» **Direction**: Pictures do not belong in the copy; quote every entry below exactly.

» **Provided data**:
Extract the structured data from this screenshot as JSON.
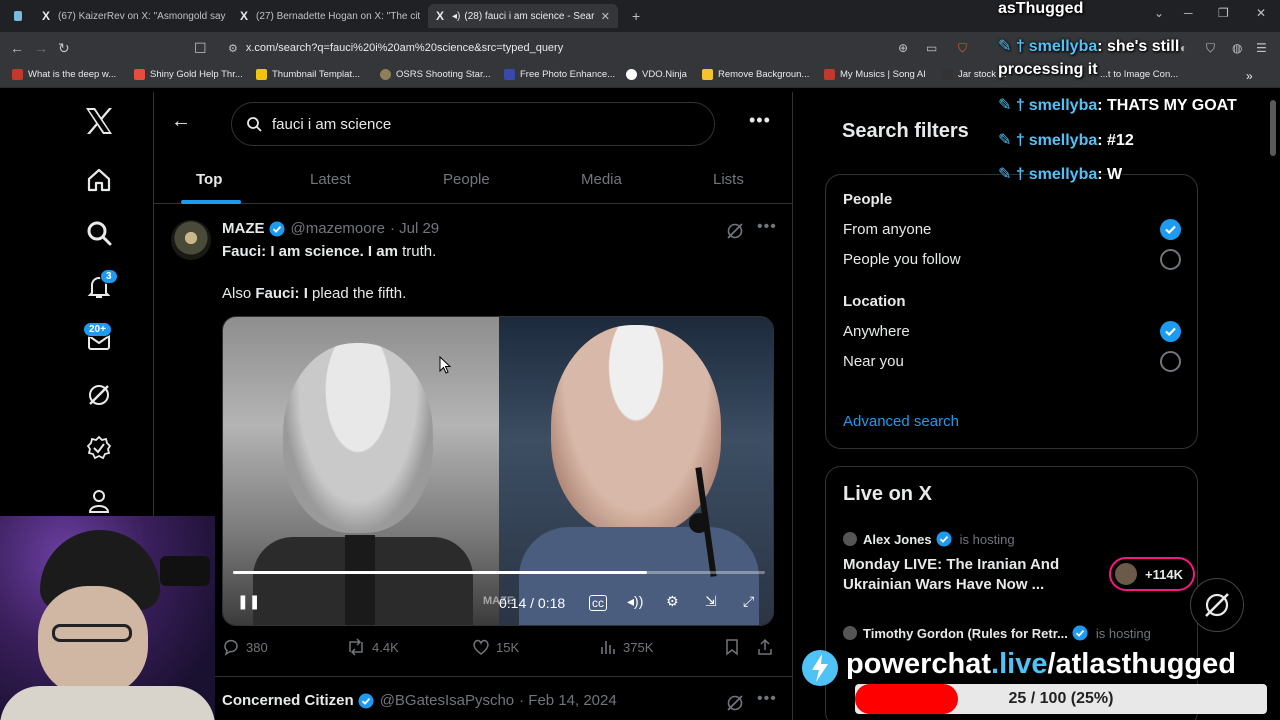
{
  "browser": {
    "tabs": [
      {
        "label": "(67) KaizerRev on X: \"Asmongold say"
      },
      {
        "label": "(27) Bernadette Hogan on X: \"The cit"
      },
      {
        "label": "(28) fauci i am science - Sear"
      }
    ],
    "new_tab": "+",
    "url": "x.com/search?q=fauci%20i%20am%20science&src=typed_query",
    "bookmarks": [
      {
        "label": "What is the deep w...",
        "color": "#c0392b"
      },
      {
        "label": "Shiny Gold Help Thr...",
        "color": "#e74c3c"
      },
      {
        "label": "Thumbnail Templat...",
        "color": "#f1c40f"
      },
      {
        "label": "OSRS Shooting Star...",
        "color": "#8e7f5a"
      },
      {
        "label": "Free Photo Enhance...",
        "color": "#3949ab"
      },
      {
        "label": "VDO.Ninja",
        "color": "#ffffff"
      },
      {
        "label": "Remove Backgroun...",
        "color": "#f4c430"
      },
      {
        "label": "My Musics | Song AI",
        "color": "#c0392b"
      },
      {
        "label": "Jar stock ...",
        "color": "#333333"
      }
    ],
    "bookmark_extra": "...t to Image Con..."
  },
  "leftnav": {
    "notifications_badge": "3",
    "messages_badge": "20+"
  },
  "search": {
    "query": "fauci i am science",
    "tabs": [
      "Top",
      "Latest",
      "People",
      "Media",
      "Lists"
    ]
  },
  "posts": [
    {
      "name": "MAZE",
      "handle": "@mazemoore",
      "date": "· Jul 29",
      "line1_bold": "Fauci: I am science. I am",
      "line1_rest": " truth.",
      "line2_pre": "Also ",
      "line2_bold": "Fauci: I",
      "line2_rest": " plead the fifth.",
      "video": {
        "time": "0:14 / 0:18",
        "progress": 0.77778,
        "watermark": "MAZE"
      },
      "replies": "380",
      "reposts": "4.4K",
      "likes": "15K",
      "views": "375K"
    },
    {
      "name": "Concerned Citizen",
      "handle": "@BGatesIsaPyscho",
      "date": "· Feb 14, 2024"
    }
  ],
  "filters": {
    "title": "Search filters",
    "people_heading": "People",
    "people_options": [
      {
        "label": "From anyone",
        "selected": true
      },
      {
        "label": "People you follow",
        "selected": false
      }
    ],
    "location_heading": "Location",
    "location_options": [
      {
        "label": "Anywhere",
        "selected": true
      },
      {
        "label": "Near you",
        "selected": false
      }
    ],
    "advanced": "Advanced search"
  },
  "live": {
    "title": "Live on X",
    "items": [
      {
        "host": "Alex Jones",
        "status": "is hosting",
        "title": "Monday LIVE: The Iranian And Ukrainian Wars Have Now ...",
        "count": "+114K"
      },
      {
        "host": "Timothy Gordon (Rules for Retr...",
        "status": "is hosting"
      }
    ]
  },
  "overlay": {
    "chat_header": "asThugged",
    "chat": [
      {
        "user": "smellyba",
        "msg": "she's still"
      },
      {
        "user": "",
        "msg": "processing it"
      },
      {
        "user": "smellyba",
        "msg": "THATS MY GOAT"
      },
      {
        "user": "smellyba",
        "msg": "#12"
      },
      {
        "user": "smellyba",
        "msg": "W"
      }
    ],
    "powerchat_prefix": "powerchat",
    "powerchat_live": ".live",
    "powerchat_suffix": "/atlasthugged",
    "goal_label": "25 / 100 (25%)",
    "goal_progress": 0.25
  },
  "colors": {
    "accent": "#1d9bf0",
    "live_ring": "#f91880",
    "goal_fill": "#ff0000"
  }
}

» **Output below**:
Extract the structured data from this screenshot as JSON.
{
  "browser": {
    "tabs": [
      {
        "label": "(67) KaizerRev on X: \"Asmongold say"
      },
      {
        "label": "(27) Bernadette Hogan on X: \"The cit"
      },
      {
        "label": "(28) fauci i am science - Sear"
      }
    ],
    "new_tab": "+",
    "url": "x.com/search?q=fauci%20i%20am%20science&src=typed_query",
    "bookmarks": [
      {
        "label": "What is the deep w...",
        "color": "#c0392b"
      },
      {
        "label": "Shiny Gold Help Thr...",
        "color": "#e74c3c"
      },
      {
        "label": "Thumbnail Templat...",
        "color": "#f1c40f"
      },
      {
        "label": "OSRS Shooting Star...",
        "color": "#8e7f5a"
      },
      {
        "label": "Free Photo Enhance...",
        "color": "#3949ab"
      },
      {
        "label": "VDO.Ninja",
        "color": "#ffffff"
      },
      {
        "label": "Remove Backgroun...",
        "color": "#f4c430"
      },
      {
        "label": "My Musics | Song AI",
        "color": "#c0392b"
      },
      {
        "label": "Jar stock ...",
        "color": "#333333"
      }
    ],
    "bookmark_extra": "...t to Image Con..."
  },
  "leftnav": {
    "notifications_badge": "3",
    "messages_badge": "20+"
  },
  "search": {
    "query": "fauci i am science",
    "tabs": [
      "Top",
      "Latest",
      "People",
      "Media",
      "Lists"
    ]
  },
  "posts": [
    {
      "name": "MAZE",
      "handle": "@mazemoore",
      "date": "· Jul 29",
      "line1_bold": "Fauci: I am science. I am",
      "line1_rest": " truth.",
      "line2_pre": "Also ",
      "line2_bold": "Fauci: I",
      "line2_rest": " plead the fifth.",
      "video": {
        "time": "0:14 / 0:18",
        "progress": 0.77778,
        "watermark": "MAZE"
      },
      "replies": "380",
      "reposts": "4.4K",
      "likes": "15K",
      "views": "375K"
    },
    {
      "name": "Concerned Citizen",
      "handle": "@BGatesIsaPyscho",
      "date": "· Feb 14, 2024"
    }
  ],
  "filters": {
    "title": "Search filters",
    "people_heading": "People",
    "people_options": [
      {
        "label": "From anyone",
        "selected": true
      },
      {
        "label": "People you follow",
        "selected": false
      }
    ],
    "location_heading": "Location",
    "location_options": [
      {
        "label": "Anywhere",
        "selected": true
      },
      {
        "label": "Near you",
        "selected": false
      }
    ],
    "advanced": "Advanced search"
  },
  "live": {
    "title": "Live on X",
    "items": [
      {
        "host": "Alex Jones",
        "status": "is hosting",
        "title": "Monday LIVE: The Iranian And Ukrainian Wars Have Now ...",
        "count": "+114K"
      },
      {
        "host": "Timothy Gordon (Rules for Retr...",
        "status": "is hosting"
      }
    ]
  },
  "overlay": {
    "chat_header": "asThugged",
    "chat": [
      {
        "user": "smellyba",
        "msg": "she's still"
      },
      {
        "user": "",
        "msg": "processing it"
      },
      {
        "user": "smellyba",
        "msg": "THATS MY GOAT"
      },
      {
        "user": "smellyba",
        "msg": "#12"
      },
      {
        "user": "smellyba",
        "msg": "W"
      }
    ],
    "powerchat_prefix": "powerchat",
    "powerchat_live": ".live",
    "powerchat_suffix": "/atlasthugged",
    "goal_label": "25 / 100 (25%)",
    "goal_progress": 0.25
  },
  "colors": {
    "accent": "#1d9bf0",
    "live_ring": "#f91880",
    "goal_fill": "#ff0000"
  }
}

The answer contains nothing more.